Exercise details: Can you write out all the lines word for word, with no pictures?

(Recorded data)

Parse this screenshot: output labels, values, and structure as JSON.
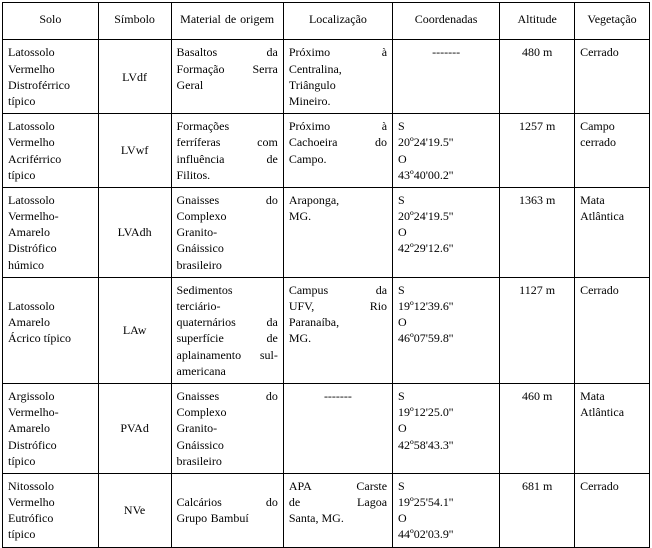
{
  "headers": {
    "solo": "Solo",
    "simbolo": "Símbolo",
    "material": "Material de origem",
    "local": "Localização",
    "coord": "Coordenadas",
    "alt": "Altitude",
    "veg": "Vegetação"
  },
  "rows": [
    {
      "solo_lines": [
        "Latossolo",
        "Vermelho",
        "Distroférrico",
        "típico"
      ],
      "simbolo": "LVdf",
      "material_lines": [
        {
          "t": "Basaltos da",
          "cls": "justify"
        },
        {
          "t": "Formação Serra",
          "cls": "justify"
        },
        {
          "t": "Geral",
          "cls": ""
        }
      ],
      "local_lines": [
        {
          "t": "Próximo à",
          "cls": "justify"
        },
        {
          "t": "Centralina,",
          "cls": ""
        },
        {
          "t": "Triângulo",
          "cls": ""
        },
        {
          "t": "Mineiro.",
          "cls": ""
        }
      ],
      "coord_lines": [
        {
          "t": "-------",
          "cls": ""
        }
      ],
      "coord_center": true,
      "alt": "480 m",
      "veg": "Cerrado"
    },
    {
      "solo_lines": [
        "Latossolo",
        "Vermelho",
        "Acriférrico",
        "típico"
      ],
      "simbolo": "LVwf",
      "material_lines": [
        {
          "t": "Formações",
          "cls": ""
        },
        {
          "t": "ferríferas com",
          "cls": "justify"
        },
        {
          "t": "influência de",
          "cls": "justify"
        },
        {
          "t": "Filitos.",
          "cls": ""
        }
      ],
      "local_lines": [
        {
          "t": "Próximo à",
          "cls": "justify"
        },
        {
          "t": "Cachoeira do",
          "cls": "justify"
        },
        {
          "t": "Campo.",
          "cls": ""
        }
      ],
      "coord_lines": [
        {
          "t": "S",
          "cls": ""
        },
        {
          "t": "20º24'19.5''",
          "cls": ""
        },
        {
          "t": "O",
          "cls": ""
        },
        {
          "t": "43º40'00.2''",
          "cls": ""
        }
      ],
      "coord_center": false,
      "alt": "1257 m",
      "veg": "Campo cerrado"
    },
    {
      "solo_lines": [
        "Latossolo",
        "Vermelho-",
        "Amarelo",
        "Distrófico",
        "húmico"
      ],
      "simbolo": "LVAdh",
      "material_lines": [
        {
          "t": "Gnaisses do",
          "cls": "justify"
        },
        {
          "t": "Complexo",
          "cls": ""
        },
        {
          "t": "Granito-",
          "cls": ""
        },
        {
          "t": "Gnáissico",
          "cls": ""
        },
        {
          "t": "brasileiro",
          "cls": ""
        }
      ],
      "local_lines": [
        {
          "t": "Araponga,",
          "cls": ""
        },
        {
          "t": "MG.",
          "cls": ""
        }
      ],
      "coord_lines": [
        {
          "t": "S",
          "cls": ""
        },
        {
          "t": "20º24'19.5''",
          "cls": ""
        },
        {
          "t": "O",
          "cls": ""
        },
        {
          "t": "42º29'12.6''",
          "cls": ""
        }
      ],
      "coord_center": false,
      "alt": "1363 m",
      "veg": "Mata Atlântica"
    },
    {
      "solo_lines": [
        "",
        "Latossolo",
        "Amarelo",
        "Ácrico típico"
      ],
      "simbolo": "LAw",
      "material_lines": [
        {
          "t": "Sedimentos",
          "cls": ""
        },
        {
          "t": "terciário-",
          "cls": ""
        },
        {
          "t": "quaternários da",
          "cls": "justify"
        },
        {
          "t": "superfície de",
          "cls": "justify"
        },
        {
          "t": "aplainamento sul-",
          "cls": "justify"
        },
        {
          "t": "americana",
          "cls": ""
        }
      ],
      "local_lines": [
        {
          "t": "Campus da",
          "cls": "justify"
        },
        {
          "t": "UFV, Rio",
          "cls": "justify"
        },
        {
          "t": "Paranaíba,",
          "cls": ""
        },
        {
          "t": "MG.",
          "cls": ""
        }
      ],
      "coord_lines": [
        {
          "t": "S",
          "cls": ""
        },
        {
          "t": "19º12'39.6''",
          "cls": ""
        },
        {
          "t": "O",
          "cls": ""
        },
        {
          "t": "46º07'59.8''",
          "cls": ""
        }
      ],
      "coord_center": false,
      "alt": "1127 m",
      "veg": "Cerrado"
    },
    {
      "solo_lines": [
        "Argissolo",
        "Vermelho-",
        "Amarelo",
        "Distrófico",
        "típico"
      ],
      "simbolo": "PVAd",
      "material_lines": [
        {
          "t": "Gnaisses do",
          "cls": "justify"
        },
        {
          "t": "Complexo",
          "cls": ""
        },
        {
          "t": "Granito-",
          "cls": ""
        },
        {
          "t": "Gnáissico",
          "cls": ""
        },
        {
          "t": "brasileiro",
          "cls": ""
        }
      ],
      "local_lines": [
        {
          "t": "-------",
          "cls": ""
        }
      ],
      "coord_lines": [
        {
          "t": "S",
          "cls": ""
        },
        {
          "t": "19º12'25.0''",
          "cls": ""
        },
        {
          "t": "O",
          "cls": ""
        },
        {
          "t": "42º58'43.3''",
          "cls": ""
        }
      ],
      "coord_center": false,
      "alt": "460 m",
      "veg": "Mata Atlântica"
    },
    {
      "solo_lines": [
        "Nitossolo",
        "Vermelho",
        "Eutrófico",
        "típico"
      ],
      "simbolo": "NVe",
      "material_lines": [
        {
          "t": "",
          "cls": ""
        },
        {
          "t": "Calcários do",
          "cls": "justify"
        },
        {
          "t": "Grupo Bambuí",
          "cls": ""
        }
      ],
      "local_lines": [
        {
          "t": "APA Carste",
          "cls": "justify"
        },
        {
          "t": "de Lagoa",
          "cls": "justify"
        },
        {
          "t": "Santa, MG.",
          "cls": ""
        }
      ],
      "coord_lines": [
        {
          "t": "S",
          "cls": ""
        },
        {
          "t": "19º25'54.1''",
          "cls": ""
        },
        {
          "t": "O",
          "cls": ""
        },
        {
          "t": "44º02'03.9''",
          "cls": ""
        }
      ],
      "coord_center": false,
      "alt": "681 m",
      "veg": "Cerrado"
    }
  ]
}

The result:
Parse this screenshot: output labels, values, and structure as JSON.
{
  "headers": {
    "solo": "Solo",
    "simbolo": "Símbolo",
    "material": "Material de origem",
    "local": "Localização",
    "coord": "Coordenadas",
    "alt": "Altitude",
    "veg": "Vegetação"
  },
  "rows": [
    {
      "solo_lines": [
        "Latossolo",
        "Vermelho",
        "Distroférrico",
        "típico"
      ],
      "simbolo": "LVdf",
      "material_lines": [
        {
          "t": "Basaltos da",
          "cls": "justify"
        },
        {
          "t": "Formação Serra",
          "cls": "justify"
        },
        {
          "t": "Geral",
          "cls": ""
        }
      ],
      "local_lines": [
        {
          "t": "Próximo à",
          "cls": "justify"
        },
        {
          "t": "Centralina,",
          "cls": ""
        },
        {
          "t": "Triângulo",
          "cls": ""
        },
        {
          "t": "Mineiro.",
          "cls": ""
        }
      ],
      "coord_lines": [
        {
          "t": "-------",
          "cls": ""
        }
      ],
      "coord_center": true,
      "alt": "480 m",
      "veg": "Cerrado"
    },
    {
      "solo_lines": [
        "Latossolo",
        "Vermelho",
        "Acriférrico",
        "típico"
      ],
      "simbolo": "LVwf",
      "material_lines": [
        {
          "t": "Formações",
          "cls": ""
        },
        {
          "t": "ferríferas com",
          "cls": "justify"
        },
        {
          "t": "influência de",
          "cls": "justify"
        },
        {
          "t": "Filitos.",
          "cls": ""
        }
      ],
      "local_lines": [
        {
          "t": "Próximo à",
          "cls": "justify"
        },
        {
          "t": "Cachoeira do",
          "cls": "justify"
        },
        {
          "t": "Campo.",
          "cls": ""
        }
      ],
      "coord_lines": [
        {
          "t": "S",
          "cls": ""
        },
        {
          "t": "20º24'19.5''",
          "cls": ""
        },
        {
          "t": "O",
          "cls": ""
        },
        {
          "t": "43º40'00.2''",
          "cls": ""
        }
      ],
      "coord_center": false,
      "alt": "1257 m",
      "veg": "Campo cerrado"
    },
    {
      "solo_lines": [
        "Latossolo",
        "Vermelho-",
        "Amarelo",
        "Distrófico",
        "húmico"
      ],
      "simbolo": "LVAdh",
      "material_lines": [
        {
          "t": "Gnaisses do",
          "cls": "justify"
        },
        {
          "t": "Complexo",
          "cls": ""
        },
        {
          "t": "Granito-",
          "cls": ""
        },
        {
          "t": "Gnáissico",
          "cls": ""
        },
        {
          "t": "brasileiro",
          "cls": ""
        }
      ],
      "local_lines": [
        {
          "t": "Araponga,",
          "cls": ""
        },
        {
          "t": "MG.",
          "cls": ""
        }
      ],
      "coord_lines": [
        {
          "t": "S",
          "cls": ""
        },
        {
          "t": "20º24'19.5''",
          "cls": ""
        },
        {
          "t": "O",
          "cls": ""
        },
        {
          "t": "42º29'12.6''",
          "cls": ""
        }
      ],
      "coord_center": false,
      "alt": "1363 m",
      "veg": "Mata Atlântica"
    },
    {
      "solo_lines": [
        "",
        "Latossolo",
        "Amarelo",
        "Ácrico típico"
      ],
      "simbolo": "LAw",
      "material_lines": [
        {
          "t": "Sedimentos",
          "cls": ""
        },
        {
          "t": "terciário-",
          "cls": ""
        },
        {
          "t": "quaternários da",
          "cls": "justify"
        },
        {
          "t": "superfície de",
          "cls": "justify"
        },
        {
          "t": "aplainamento sul-",
          "cls": "justify"
        },
        {
          "t": "americana",
          "cls": ""
        }
      ],
      "local_lines": [
        {
          "t": "Campus da",
          "cls": "justify"
        },
        {
          "t": "UFV, Rio",
          "cls": "justify"
        },
        {
          "t": "Paranaíba,",
          "cls": ""
        },
        {
          "t": "MG.",
          "cls": ""
        }
      ],
      "coord_lines": [
        {
          "t": "S",
          "cls": ""
        },
        {
          "t": "19º12'39.6''",
          "cls": ""
        },
        {
          "t": "O",
          "cls": ""
        },
        {
          "t": "46º07'59.8''",
          "cls": ""
        }
      ],
      "coord_center": false,
      "alt": "1127 m",
      "veg": "Cerrado"
    },
    {
      "solo_lines": [
        "Argissolo",
        "Vermelho-",
        "Amarelo",
        "Distrófico",
        "típico"
      ],
      "simbolo": "PVAd",
      "material_lines": [
        {
          "t": "Gnaisses do",
          "cls": "justify"
        },
        {
          "t": "Complexo",
          "cls": ""
        },
        {
          "t": "Granito-",
          "cls": ""
        },
        {
          "t": "Gnáissico",
          "cls": ""
        },
        {
          "t": "brasileiro",
          "cls": ""
        }
      ],
      "local_lines": [
        {
          "t": "-------",
          "cls": ""
        }
      ],
      "coord_lines": [
        {
          "t": "S",
          "cls": ""
        },
        {
          "t": "19º12'25.0''",
          "cls": ""
        },
        {
          "t": "O",
          "cls": ""
        },
        {
          "t": "42º58'43.3''",
          "cls": ""
        }
      ],
      "coord_center": false,
      "alt": "460 m",
      "veg": "Mata Atlântica"
    },
    {
      "solo_lines": [
        "Nitossolo",
        "Vermelho",
        "Eutrófico",
        "típico"
      ],
      "simbolo": "NVe",
      "material_lines": [
        {
          "t": "",
          "cls": ""
        },
        {
          "t": "Calcários do",
          "cls": "justify"
        },
        {
          "t": "Grupo Bambuí",
          "cls": ""
        }
      ],
      "local_lines": [
        {
          "t": "APA Carste",
          "cls": "justify"
        },
        {
          "t": "de Lagoa",
          "cls": "justify"
        },
        {
          "t": "Santa, MG.",
          "cls": ""
        }
      ],
      "coord_lines": [
        {
          "t": "S",
          "cls": ""
        },
        {
          "t": "19º25'54.1''",
          "cls": ""
        },
        {
          "t": "O",
          "cls": ""
        },
        {
          "t": "44º02'03.9''",
          "cls": ""
        }
      ],
      "coord_center": false,
      "alt": "681 m",
      "veg": "Cerrado"
    }
  ]
}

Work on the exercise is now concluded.